Page pictures and their text

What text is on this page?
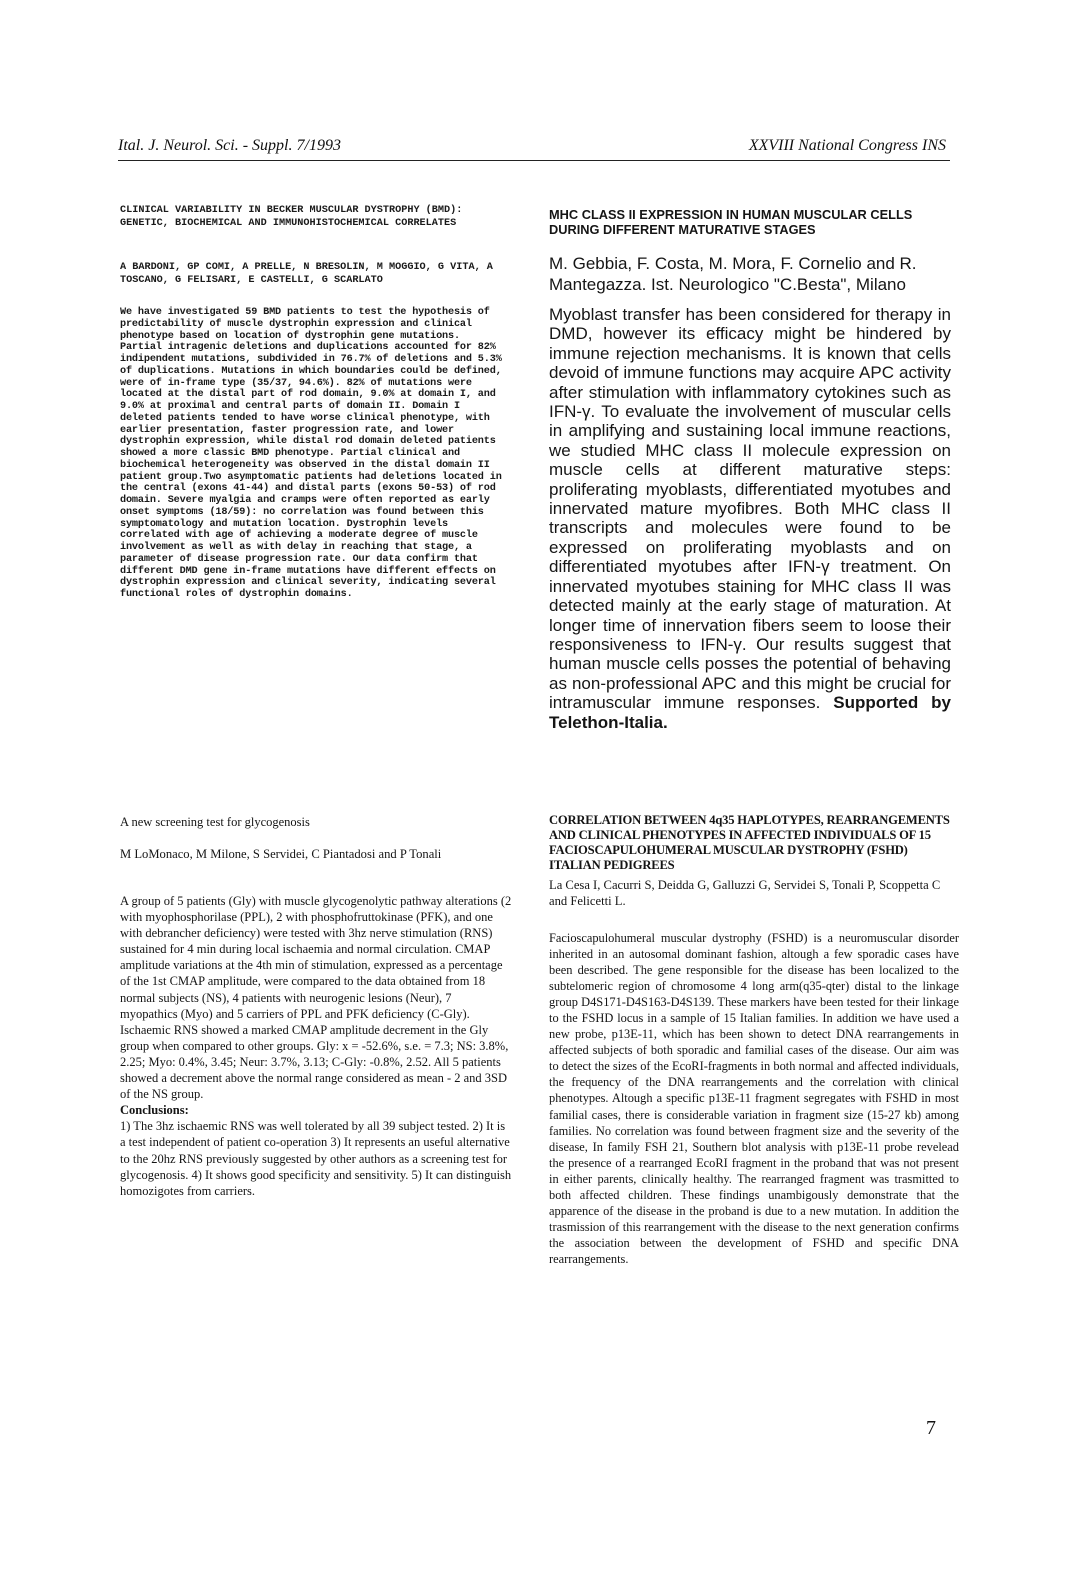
Ital. J. Neurol. Sci. - Suppl. 7/1993	XXVIII National Congress INS
CLINICAL VARIABILITY IN BECKER MUSCULAR DYSTROPHY (BMD): GENETIC, BIOCHEMICAL AND IMMUNOHISTOCHEMICAL CORRELATES
A BARDONI, GP COMI, A PRELLE, N BRESOLIN, M MOGGIO, G VITA, A TOSCANO, G FELISARI, E CASTELLI, G SCARLATO
We have investigated 59 BMD patients to test the hypothesis of predictability of muscle dystrophin expression and clinical phenotype based on location of dystrophin gene mutations. Partial intragenic deletions and duplications accounted for 82% indipendent mutations, subdivided in 76.7% of deletions and 5.3% of duplications. Mutations in which boundaries could be defined, were of in-frame type (35/37, 94.6%). 82% of mutations were located at the distal part of rod domain, 9.0% at domain I, and 9.0% at proximal and central parts of domain II. Domain I deleted patients tended to have worse clinical phenotype, with earlier presentation, faster progression rate, and lower dystrophin expression, while distal rod domain deleted patients showed a more classic BMD phenotype. Partial clinical and biochemical heterogeneity was observed in the distal domain II patient group.Two asymptomatic patients had deletions located in the central (exons 41-44) and distal parts (exons 50-53) of rod domain. Severe myalgia and cramps were often reported as early onset symptoms (18/59): no correlation was found between this symptomatology and mutation location. Dystrophin levels correlated with age of achieving a moderate degree of muscle involvement as well as with delay in reaching that stage, a parameter of disease progression rate. Our data confirm that different DMD gene in-frame mutations have different effects on dystrophin expression and clinical severity, indicating several functional roles of dystrophin domains.
MHC CLASS II EXPRESSION IN HUMAN MUSCULAR CELLS DURING DIFFERENT MATURATIVE STAGES
M. Gebbia, F. Costa, M. Mora, F. Cornelio and R. Mantegazza. Ist. Neurologico "C.Besta", Milano
Myoblast transfer has been considered for therapy in DMD, however its efficacy might be hindered by immune rejection mechanisms. It is known that cells devoid of immune functions may acquire APC activity after stimulation with inflammatory cytokines such as IFN-γ. To evaluate the involvement of muscular cells in amplifying and sustaining local immune reactions, we studied MHC class II molecule expression on muscle cells at different maturative steps: proliferating myoblasts, differentiated myotubes and innervated mature myofibres. Both MHC class II transcripts and molecules were found to be expressed on proliferating myoblasts and on differentiated myotubes after IFN-γ treatment. On innervated myotubes staining for MHC class II was detected mainly at the early stage of maturation. At longer time of innervation fibers seem to loose their responsiveness to IFN-γ. Our results suggest that human muscle cells posses the potential of behaving as non-professional APC and this might be crucial for intramuscular immune responses. Supported by Telethon-Italia.
A new screening test for glycogenosis
M LoMonaco, M Milone, S Servidei, C Piantadosi and P Tonali

A group of 5 patients (Gly) with muscle glycogenolytic pathway alterations (2 with myophosphorilase (PPL), 2 with phosphofruttokinase (PFK), and one with debrancher deficiency) were tested with 3hz nerve stimulation (RNS) sustained for 4 min during local ischaemia and normal circulation. CMAP amplitude variations at the 4th min of stimulation, expressed as a percentage of the 1st CMAP amplitude, were compared to the data obtained from 18 normal subjects (NS), 4 patients with neurogenic lesions (Neur), 7 myopathics (Myo) and 5 carriers of PPL and PFK deficiency (C-Gly). Ischaemic RNS showed a marked CMAP amplitude decrement in the Gly group when compared to other groups. Gly: x = -52.6%, s.e. = 7.3; NS: 3.8%, 2.25; Myo: 0.4%, 3.45; Neur: 3.7%, 3.13; C-Gly: -0.8%, 2.52. All 5 patients showed a decrement above the normal range considered as mean - 2 and 3SD of the NS group.

Conclusions:

1) The 3hz ischaemic RNS was well tolerated by all 39 subject tested. 2) It is a test independent of patient co-operation 3) It represents an useful alternative to the 20hz RNS previously suggested by other authors as a screening test for glycogenosis. 4) It shows good specificity and sensitivity. 5) It can distinguish homozigotes from carriers.

CORRELATION BETWEEN 4q35 HAPLOTYPES, REARRANGEMENTS AND CLINICAL PHENOTYPES IN AFFECTED INDIVIDUALS OF 15 FACIOSCAPULOHUMERAL MUSCULAR DYSTROPHY (FSHD) ITALIAN PEDIGREES
La Cesa I, Cacurri S, Deidda G, Galluzzi G, Servidei S, Tonali P, Scoppetta C and Felicetti L.
Facioscapulohumeral muscular dystrophy (FSHD) is a neuromuscular disorder inherited in an autosomal dominant fashion, altough a few sporadic cases have been described. The gene responsible for the disease has been localized to the subtelomeric region of chromosome 4 long arm(q35-qter) distal to the linkage group D4S171-D4S163-D4S139. These markers have been tested for their linkage to the FSHD locus in a sample of 15 Italian families. In addition we have used a new probe, p13E-11, which has been shown to detect DNA rearrangements in affected subjects of both sporadic and familial cases of the disease. Our aim was to detect the sizes of the EcoRI-fragments in both normal and affected individuals, the frequency of the DNA rearrangements and the correlation with clinical phenotypes. Altough a specific p13E-11 fragment segregates with FSHD in most familial cases, there is considerable variation in fragment size (15-27 kb) among families. No correlation was found between fragment size and the severity of the disease, In family FSH 21, Southern blot analysis with p13E-11 probe revelead the presence of a rearranged EcoRI fragment in the proband that was not present in either parents, clinically healthy. The rearranged fragment was trasmitted to both affected children. These findings unambigously demonstrate that the apparence of the disease in the proband is due to a new mutation. In addition the trasmission of this rearrangement with the disease to the next generation confirms the association between the development of FSHD and specific DNA rearrangements.
7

EXERCISE DETAILS
Repeat all entries exactly, pictures excluded.

EXERCISE RESPONSE
What text is on this page?
Ital. J. Neurol. Sci. - Suppl. 7/1993	XXVIII National Congress INS
CLINICAL VARIABILITY IN BECKER MUSCULAR DYSTROPHY (BMD): GENETIC, BIOCHEMICAL AND IMMUNOHISTOCHEMICAL CORRELATES
A BARDONI, GP COMI, A PRELLE, N BRESOLIN, M MOGGIO, G VITA, A TOSCANO, G FELISARI, E CASTELLI, G SCARLATO
We have investigated 59 BMD patients to test the hypothesis of predictability of muscle dystrophin expression and clinical phenotype based on location of dystrophin gene mutations. Partial intragenic deletions and duplications accounted for 82% indipendent mutations, subdivided in 76.7% of deletions and 5.3% of duplications. Mutations in which boundaries could be defined, were of in-frame type (35/37, 94.6%). 82% of mutations were located at the distal part of rod domain, 9.0% at domain I, and 9.0% at proximal and central parts of domain II. Domain I deleted patients tended to have worse clinical phenotype, with earlier presentation, faster progression rate, and lower dystrophin expression, while distal rod domain deleted patients showed a more classic BMD phenotype. Partial clinical and biochemical heterogeneity was observed in the distal domain II patient group.Two asymptomatic patients had deletions located in the central (exons 41-44) and distal parts (exons 50-53) of rod domain. Severe myalgia and cramps were often reported as early onset symptoms (18/59): no correlation was found between this symptomatology and mutation location. Dystrophin levels correlated with age of achieving a moderate degree of muscle involvement as well as with delay in reaching that stage, a parameter of disease progression rate. Our data confirm that different DMD gene in-frame mutations have different effects on dystrophin expression and clinical severity, indicating several functional roles of dystrophin domains.
MHC CLASS II EXPRESSION IN HUMAN MUSCULAR CELLS DURING DIFFERENT MATURATIVE STAGES
M. Gebbia, F. Costa, M. Mora, F. Cornelio and R. Mantegazza. Ist. Neurologico "C.Besta", Milano
Myoblast transfer has been considered for therapy in DMD, however its efficacy might be hindered by immune rejection mechanisms. It is known that cells devoid of immune functions may acquire APC activity after stimulation with inflammatory cytokines such as IFN-γ. To evaluate the involvement of muscular cells in amplifying and sustaining local immune reactions, we studied MHC class II molecule expression on muscle cells at different maturative steps: proliferating myoblasts, differentiated myotubes and innervated mature myofibres. Both MHC class II transcripts and molecules were found to be expressed on proliferating myoblasts and on differentiated myotubes after IFN-γ treatment. On innervated myotubes staining for MHC class II was detected mainly at the early stage of maturation. At longer time of innervation fibers seem to loose their responsiveness to IFN-γ. Our results suggest that human muscle cells posses the potential of behaving as non-professional APC and this might be crucial for intramuscular immune responses. Supported by Telethon-Italia.
A new screening test for glycogenosis
M LoMonaco, M Milone, S Servidei, C Piantadosi and P Tonali

A group of 5 patients (Gly) with muscle glycogenolytic pathway alterations (2 with myophosphorilase (PPL), 2 with phosphofruttokinase (PFK), and one with debrancher deficiency) were tested with 3hz nerve stimulation (RNS) sustained for 4 min during local ischaemia and normal circulation. CMAP amplitude variations at the 4th min of stimulation, expressed as a percentage of the 1st CMAP amplitude, were compared to the data obtained from 18 normal subjects (NS), 4 patients with neurogenic lesions (Neur), 7 myopathics (Myo) and 5 carriers of PPL and PFK deficiency (C-Gly). Ischaemic RNS showed a marked CMAP amplitude decrement in the Gly group when compared to other groups. Gly: x = -52.6%, s.e. = 7.3; NS: 3.8%, 2.25; Myo: 0.4%, 3.45; Neur: 3.7%, 3.13; C-Gly: -0.8%, 2.52. All 5 patients showed a decrement above the normal range considered as mean - 2 and 3SD of the NS group.

Conclusions:

1) The 3hz ischaemic RNS was well tolerated by all 39 subject tested. 2) It is a test independent of patient co-operation 3) It represents an useful alternative to the 20hz RNS previously suggested by other authors as a screening test for glycogenosis. 4) It shows good specificity and sensitivity. 5) It can distinguish homozigotes from carriers.

CORRELATION BETWEEN 4q35 HAPLOTYPES, REARRANGEMENTS AND CLINICAL PHENOTYPES IN AFFECTED INDIVIDUALS OF 15 FACIOSCAPULOHUMERAL MUSCULAR DYSTROPHY (FSHD) ITALIAN PEDIGREES
La Cesa I, Cacurri S, Deidda G, Galluzzi G, Servidei S, Tonali P, Scoppetta C and Felicetti L.
Facioscapulohumeral muscular dystrophy (FSHD) is a neuromuscular disorder inherited in an autosomal dominant fashion, altough a few sporadic cases have been described. The gene responsible for the disease has been localized to the subtelomeric region of chromosome 4 long arm(q35-qter) distal to the linkage group D4S171-D4S163-D4S139. These markers have been tested for their linkage to the FSHD locus in a sample of 15 Italian families. In addition we have used a new probe, p13E-11, which has been shown to detect DNA rearrangements in affected subjects of both sporadic and familial cases of the disease. Our aim was to detect the sizes of the EcoRI-fragments in both normal and affected individuals, the frequency of the DNA rearrangements and the correlation with clinical phenotypes. Altough a specific p13E-11 fragment segregates with FSHD in most familial cases, there is considerable variation in fragment size (15-27 kb) among families. No correlation was found between fragment size and the severity of the disease, In family FSH 21, Southern blot analysis with p13E-11 probe revelead the presence of a rearranged EcoRI fragment in the proband that was not present in either parents, clinically healthy. The rearranged fragment was trasmitted to both affected children. These findings unambigously demonstrate that the apparence of the disease in the proband is due to a new mutation. In addition the trasmission of this rearrangement with the disease to the next generation confirms the association between the development of FSHD and specific DNA rearrangements.
7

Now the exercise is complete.